Goal.
Copy every line of the records below where the word "исключить" occurs.
━━━ Extracted data
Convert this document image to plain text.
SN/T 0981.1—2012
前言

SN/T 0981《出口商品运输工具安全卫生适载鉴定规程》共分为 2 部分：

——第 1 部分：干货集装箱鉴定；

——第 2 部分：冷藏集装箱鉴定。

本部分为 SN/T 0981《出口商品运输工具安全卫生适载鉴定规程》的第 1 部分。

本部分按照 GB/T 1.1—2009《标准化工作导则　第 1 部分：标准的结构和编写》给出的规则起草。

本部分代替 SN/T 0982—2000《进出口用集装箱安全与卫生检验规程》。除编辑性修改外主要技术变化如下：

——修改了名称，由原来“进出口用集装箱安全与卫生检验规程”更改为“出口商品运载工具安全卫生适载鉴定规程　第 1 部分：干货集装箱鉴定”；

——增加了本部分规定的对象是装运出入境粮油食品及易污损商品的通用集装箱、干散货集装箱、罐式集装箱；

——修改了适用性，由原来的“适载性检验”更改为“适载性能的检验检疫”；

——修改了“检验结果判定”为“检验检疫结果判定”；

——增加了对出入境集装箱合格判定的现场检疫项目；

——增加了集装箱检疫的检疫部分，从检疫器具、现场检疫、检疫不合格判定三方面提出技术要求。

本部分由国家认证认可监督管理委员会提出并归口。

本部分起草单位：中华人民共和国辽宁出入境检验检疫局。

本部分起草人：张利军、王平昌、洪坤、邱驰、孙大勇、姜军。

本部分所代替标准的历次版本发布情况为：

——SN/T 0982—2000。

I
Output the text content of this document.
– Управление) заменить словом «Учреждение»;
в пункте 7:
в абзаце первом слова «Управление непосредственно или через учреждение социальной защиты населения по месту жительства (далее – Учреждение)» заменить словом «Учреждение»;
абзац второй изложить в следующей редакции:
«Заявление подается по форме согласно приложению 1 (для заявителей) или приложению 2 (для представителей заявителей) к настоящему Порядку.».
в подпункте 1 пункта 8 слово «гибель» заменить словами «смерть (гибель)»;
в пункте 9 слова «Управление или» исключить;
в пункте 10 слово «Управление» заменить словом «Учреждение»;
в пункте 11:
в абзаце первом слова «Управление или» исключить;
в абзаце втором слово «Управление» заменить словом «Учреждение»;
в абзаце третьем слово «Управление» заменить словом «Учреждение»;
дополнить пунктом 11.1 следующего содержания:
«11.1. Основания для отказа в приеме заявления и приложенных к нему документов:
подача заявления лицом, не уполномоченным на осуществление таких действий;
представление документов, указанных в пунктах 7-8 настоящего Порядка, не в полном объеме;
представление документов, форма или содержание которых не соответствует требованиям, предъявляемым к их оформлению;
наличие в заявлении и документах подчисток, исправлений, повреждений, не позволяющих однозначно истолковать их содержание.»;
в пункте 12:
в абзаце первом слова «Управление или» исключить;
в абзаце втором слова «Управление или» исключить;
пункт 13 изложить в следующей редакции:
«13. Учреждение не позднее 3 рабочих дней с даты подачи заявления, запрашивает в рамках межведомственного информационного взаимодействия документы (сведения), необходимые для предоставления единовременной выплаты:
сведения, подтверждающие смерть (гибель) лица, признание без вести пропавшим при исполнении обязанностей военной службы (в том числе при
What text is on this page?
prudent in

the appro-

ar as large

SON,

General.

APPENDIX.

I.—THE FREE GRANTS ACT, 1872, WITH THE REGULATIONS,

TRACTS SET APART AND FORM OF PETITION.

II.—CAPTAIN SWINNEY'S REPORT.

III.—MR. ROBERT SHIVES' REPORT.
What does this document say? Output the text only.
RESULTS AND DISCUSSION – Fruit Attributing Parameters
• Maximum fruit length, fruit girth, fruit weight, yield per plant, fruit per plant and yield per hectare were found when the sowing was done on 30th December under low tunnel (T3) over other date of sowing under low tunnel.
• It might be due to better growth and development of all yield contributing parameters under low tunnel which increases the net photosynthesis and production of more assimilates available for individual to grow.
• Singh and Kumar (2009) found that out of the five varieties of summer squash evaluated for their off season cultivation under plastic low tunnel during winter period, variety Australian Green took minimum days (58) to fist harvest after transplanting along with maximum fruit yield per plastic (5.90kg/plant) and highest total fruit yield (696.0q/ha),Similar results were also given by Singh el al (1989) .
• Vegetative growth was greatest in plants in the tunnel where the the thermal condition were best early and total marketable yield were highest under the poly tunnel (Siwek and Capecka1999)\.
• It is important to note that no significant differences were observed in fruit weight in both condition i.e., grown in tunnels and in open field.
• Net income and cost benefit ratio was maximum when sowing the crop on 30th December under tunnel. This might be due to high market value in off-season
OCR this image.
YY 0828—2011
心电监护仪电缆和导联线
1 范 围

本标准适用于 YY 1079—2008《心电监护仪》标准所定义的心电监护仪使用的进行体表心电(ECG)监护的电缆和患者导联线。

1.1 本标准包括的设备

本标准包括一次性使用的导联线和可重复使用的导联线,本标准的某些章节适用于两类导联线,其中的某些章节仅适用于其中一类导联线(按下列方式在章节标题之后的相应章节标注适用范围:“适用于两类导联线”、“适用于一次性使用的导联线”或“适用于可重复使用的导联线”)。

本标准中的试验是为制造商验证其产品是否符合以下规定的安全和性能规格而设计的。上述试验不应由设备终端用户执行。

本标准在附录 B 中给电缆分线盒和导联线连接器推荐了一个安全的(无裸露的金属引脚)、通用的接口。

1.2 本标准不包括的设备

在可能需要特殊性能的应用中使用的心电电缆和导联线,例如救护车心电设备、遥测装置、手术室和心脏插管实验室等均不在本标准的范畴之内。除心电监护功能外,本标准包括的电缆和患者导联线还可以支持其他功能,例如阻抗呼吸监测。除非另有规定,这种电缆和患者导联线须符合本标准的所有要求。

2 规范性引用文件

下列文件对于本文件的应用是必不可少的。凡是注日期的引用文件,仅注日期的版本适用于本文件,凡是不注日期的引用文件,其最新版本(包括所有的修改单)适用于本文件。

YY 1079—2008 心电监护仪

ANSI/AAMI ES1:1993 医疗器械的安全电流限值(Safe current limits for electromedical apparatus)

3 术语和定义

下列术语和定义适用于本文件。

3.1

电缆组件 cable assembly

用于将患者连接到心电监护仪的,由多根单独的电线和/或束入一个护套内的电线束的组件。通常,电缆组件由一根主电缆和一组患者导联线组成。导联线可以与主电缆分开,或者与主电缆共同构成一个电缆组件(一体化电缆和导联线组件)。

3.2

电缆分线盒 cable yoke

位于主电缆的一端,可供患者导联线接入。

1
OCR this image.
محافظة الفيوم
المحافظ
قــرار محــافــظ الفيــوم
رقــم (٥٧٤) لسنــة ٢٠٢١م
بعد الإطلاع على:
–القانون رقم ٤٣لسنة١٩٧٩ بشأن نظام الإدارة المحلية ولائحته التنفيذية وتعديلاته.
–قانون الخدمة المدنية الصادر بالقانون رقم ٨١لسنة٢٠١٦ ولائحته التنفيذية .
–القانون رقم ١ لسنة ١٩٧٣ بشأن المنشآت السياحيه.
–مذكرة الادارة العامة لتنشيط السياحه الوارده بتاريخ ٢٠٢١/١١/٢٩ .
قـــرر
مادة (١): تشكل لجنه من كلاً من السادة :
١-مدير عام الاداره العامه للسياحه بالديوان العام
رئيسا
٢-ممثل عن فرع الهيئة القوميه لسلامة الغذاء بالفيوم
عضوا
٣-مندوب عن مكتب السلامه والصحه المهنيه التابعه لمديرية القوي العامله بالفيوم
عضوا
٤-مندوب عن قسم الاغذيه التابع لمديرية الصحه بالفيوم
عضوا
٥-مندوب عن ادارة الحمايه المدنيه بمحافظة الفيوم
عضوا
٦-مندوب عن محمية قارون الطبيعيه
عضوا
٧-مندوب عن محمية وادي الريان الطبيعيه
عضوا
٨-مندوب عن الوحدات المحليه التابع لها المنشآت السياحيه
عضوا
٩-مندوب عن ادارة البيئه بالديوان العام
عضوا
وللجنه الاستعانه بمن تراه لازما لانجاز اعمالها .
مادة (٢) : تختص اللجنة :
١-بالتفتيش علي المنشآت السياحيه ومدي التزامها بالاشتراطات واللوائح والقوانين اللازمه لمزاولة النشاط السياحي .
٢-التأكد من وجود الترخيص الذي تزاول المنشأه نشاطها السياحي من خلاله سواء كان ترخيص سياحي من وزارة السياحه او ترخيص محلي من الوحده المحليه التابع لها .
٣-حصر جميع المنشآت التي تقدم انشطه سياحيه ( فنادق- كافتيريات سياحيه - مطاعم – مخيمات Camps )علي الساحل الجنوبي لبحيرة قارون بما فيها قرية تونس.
━━━━━━
Output for this exercise.
в пункте 9 слова «Управление или» исключить;
в абзаце первом слова «Управление или» исключить;
в абзаце первом слова «Управление или» исключить;
в абзаце втором слова «Управление или» исключить;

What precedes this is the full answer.